____ Data supplied

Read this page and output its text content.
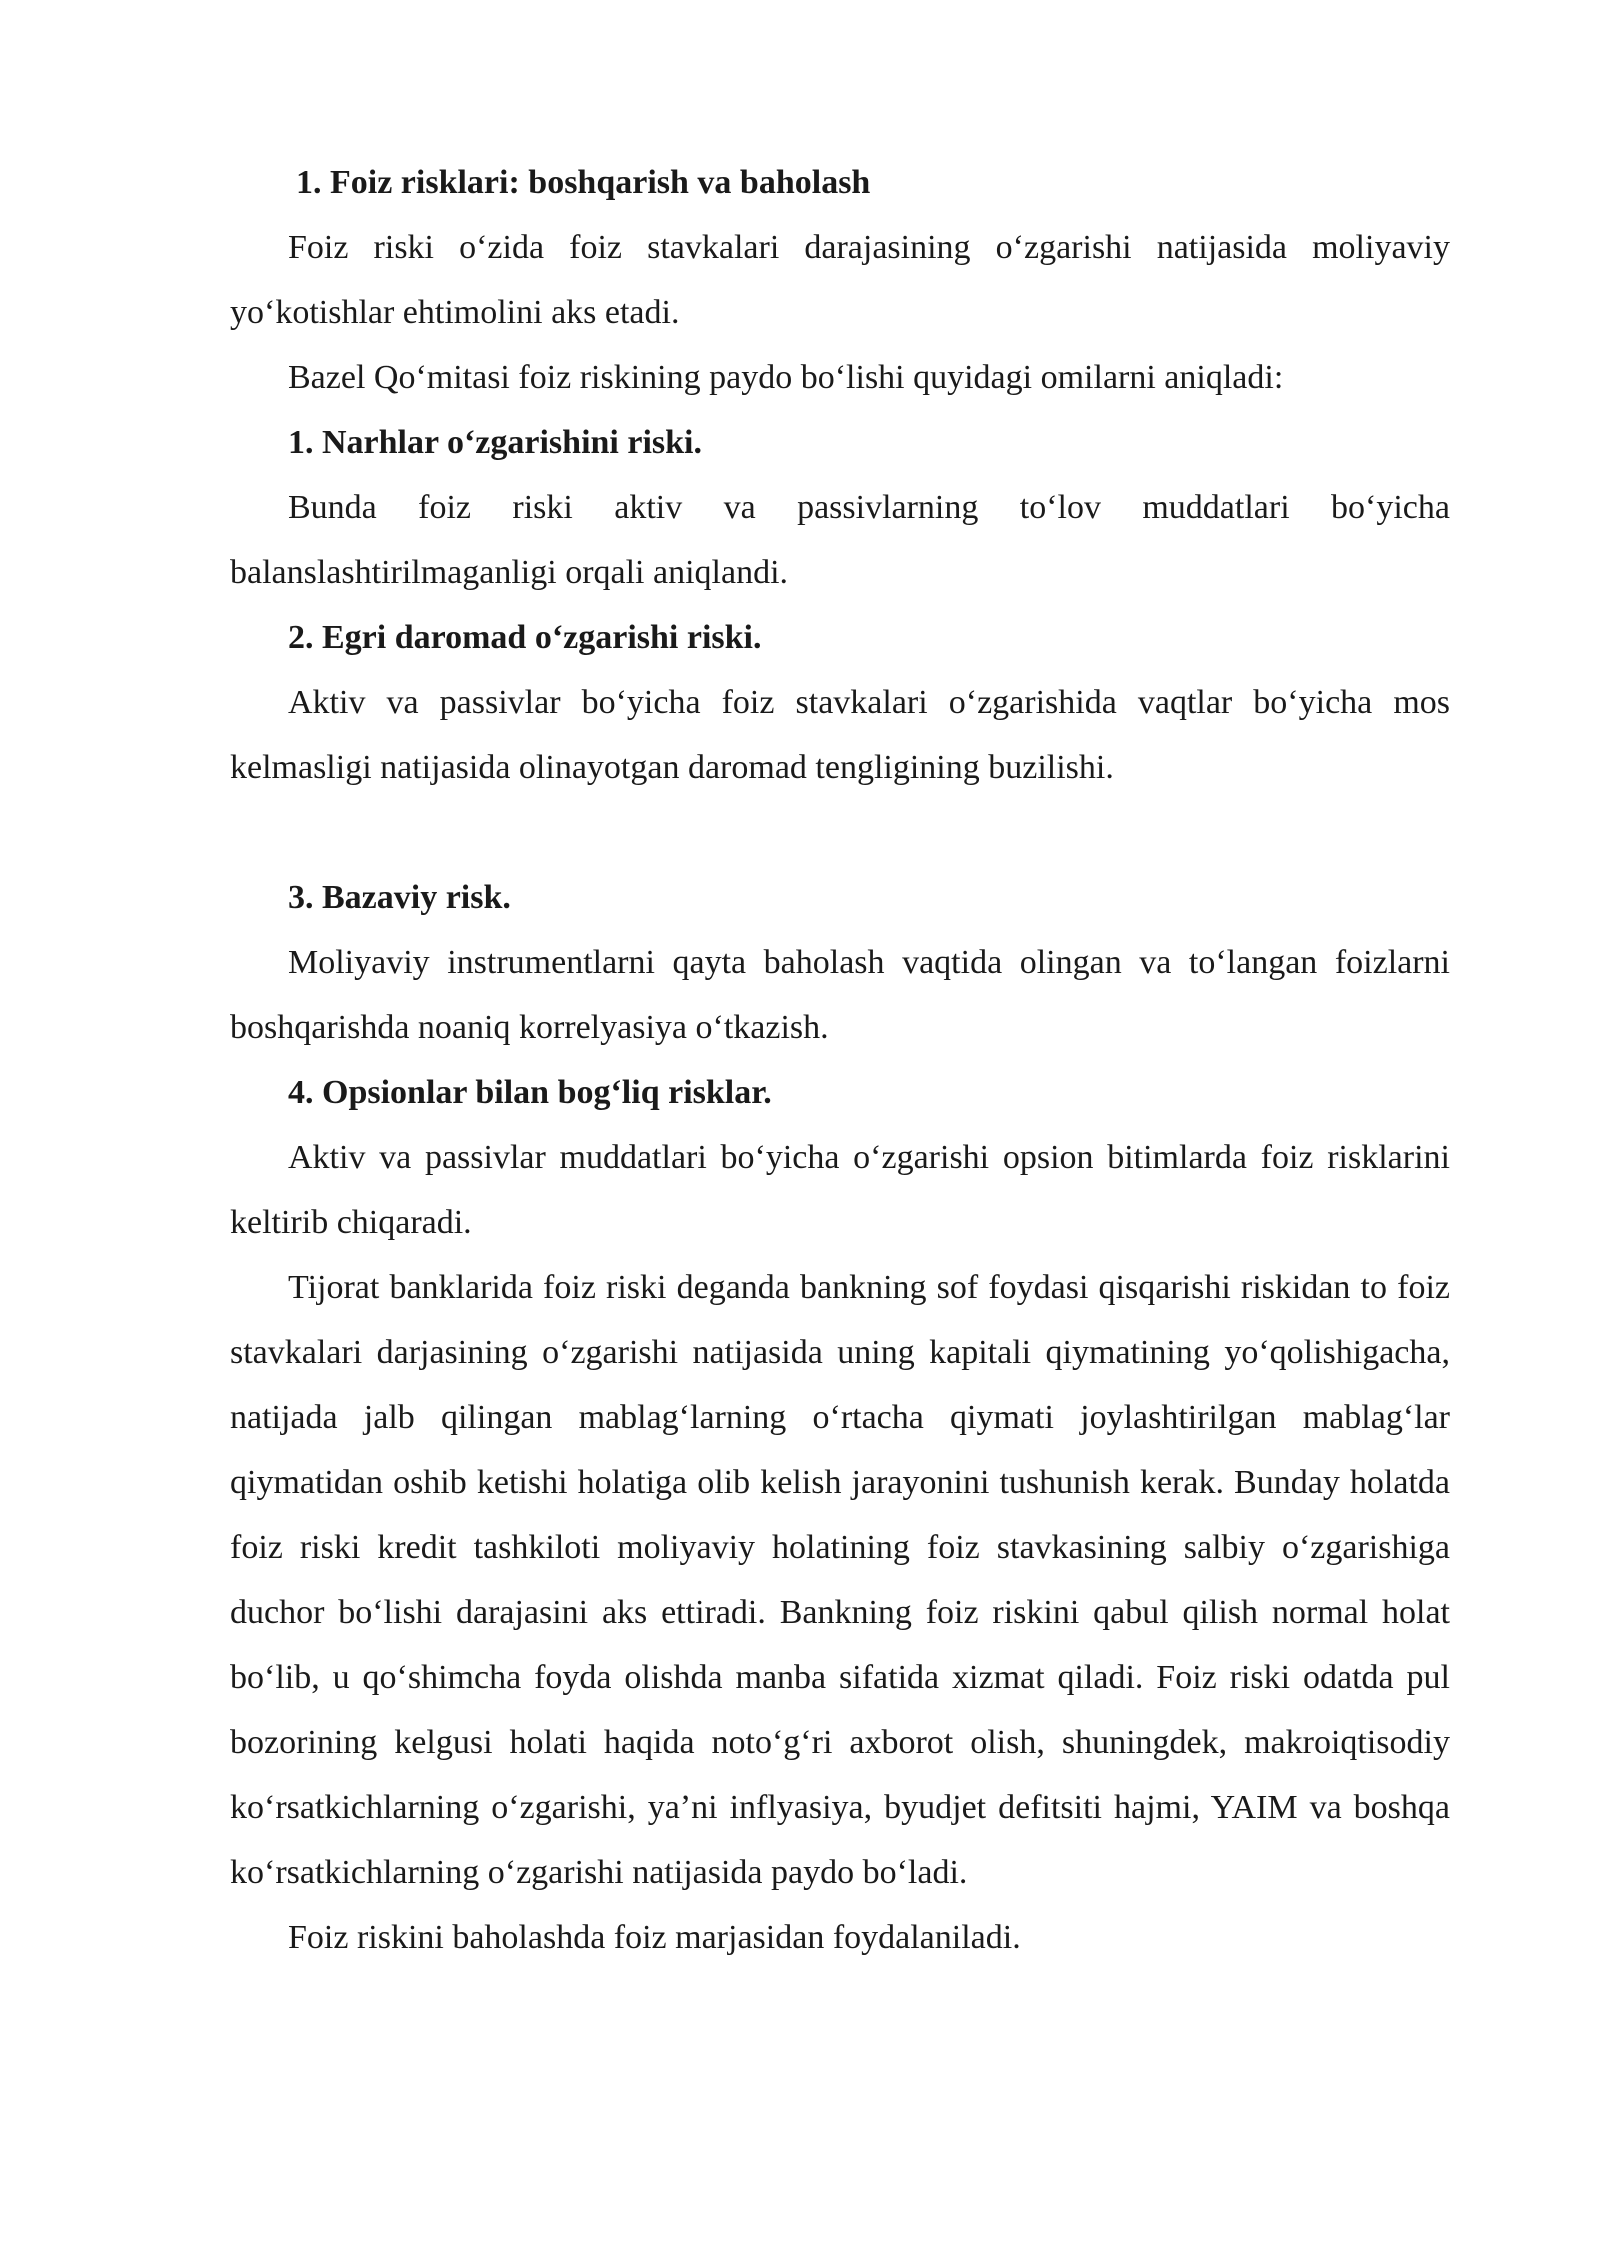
1. Foiz risklari: boshqarish va baholash

Foiz riski oʻzida foiz stavkalari darajasining oʻzgarishi natijasida moliyaviy yoʻkotishlar ehtimolini aks etadi.

Bazel Qoʻmitasi foiz riskining paydo boʻlishi quyidagi omilarni aniqladi:

1. Narhlar oʻzgarishini riski.

Bunda foiz riski aktiv va passivlarning toʻlov muddatlari boʻyicha balanslashtirilmaganligi orqali aniqlandi.

2. Egri daromad oʻzgarishi riski.

Aktiv va passivlar boʻyicha foiz stavkalari oʻzgarishida vaqtlar boʻyicha mos kelmasligi natijasida olinayotgan daromad tengligining buzilishi.

3. Bazaviy risk.

Moliyaviy instrumentlarni qayta baholash vaqtida olingan va toʻlangan foizlarni boshqarishda noaniq korrelyasiya oʻtkazish.

4. Opsionlar bilan bogʻliq risklar.

Aktiv va passivlar muddatlari boʻyicha oʻzgarishi opsion bitimlarda foiz risklarini keltirib chiqaradi.

Tijorat banklarida foiz riski deganda bankning sof foydasi qisqarishi riskidan to foiz stavkalari darjasining oʻzgarishi natijasida uning kapitali qiymatining yoʻqolishigacha, natijada jalb qilingan mablagʻlarning oʻrtacha qiymati joylashtirilgan mablagʻlar qiymatidan oshib ketishi holatiga olib kelish jarayonini tushunish kerak. Bunday holatda foiz riski kredit tashkiloti moliyaviy holatining foiz stavkasining salbiy oʻzgarishiga duchor boʻlishi darajasini aks ettiradi. Bankning foiz riskini qabul qilish normal holat boʻlib, u qoʻshimcha foyda olishda manba sifatida xizmat qiladi. Foiz riski odatda pul bozorining kelgusi holati haqida notoʻgʻri axborot olish, shuningdek, makroiqtisodiy koʻrsatkichlarning oʻzgarishi, yaʼni inflyasiya, byudjet defitsiti hajmi, YAIM va boshqa koʻrsatkichlarning oʻzgarishi natijasida paydo boʻladi.

Foiz riskini baholashda foiz marjasidan foydalaniladi.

________

▸ What to produce
Your answer should be a single number: how many lines of the material contain the word "boʻyicha".

▸ Solution
3